[Dataset items]
-------
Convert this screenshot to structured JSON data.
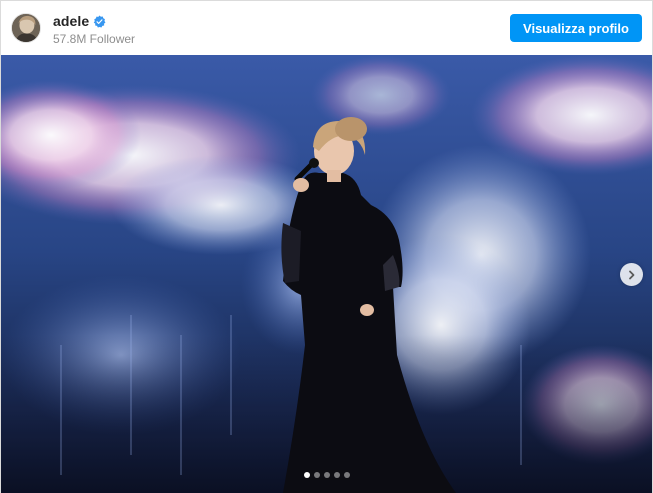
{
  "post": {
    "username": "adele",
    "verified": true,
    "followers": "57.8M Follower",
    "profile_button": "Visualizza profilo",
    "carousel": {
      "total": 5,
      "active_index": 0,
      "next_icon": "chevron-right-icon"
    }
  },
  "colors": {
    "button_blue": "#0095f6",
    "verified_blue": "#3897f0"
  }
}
-------
### INSTRUCTION
Retype the data above exactly; pictures are not part of the copy.

### SOLUTION
Convert this screenshot to structured JSON data.
{
  "post": {
    "username": "adele",
    "verified": true,
    "followers": "57.8M Follower",
    "profile_button": "Visualizza profilo",
    "carousel": {
      "total": 5,
      "active_index": 0,
      "next_icon": "chevron-right-icon"
    }
  },
  "colors": {
    "button_blue": "#0095f6",
    "verified_blue": "#3897f0"
  }
}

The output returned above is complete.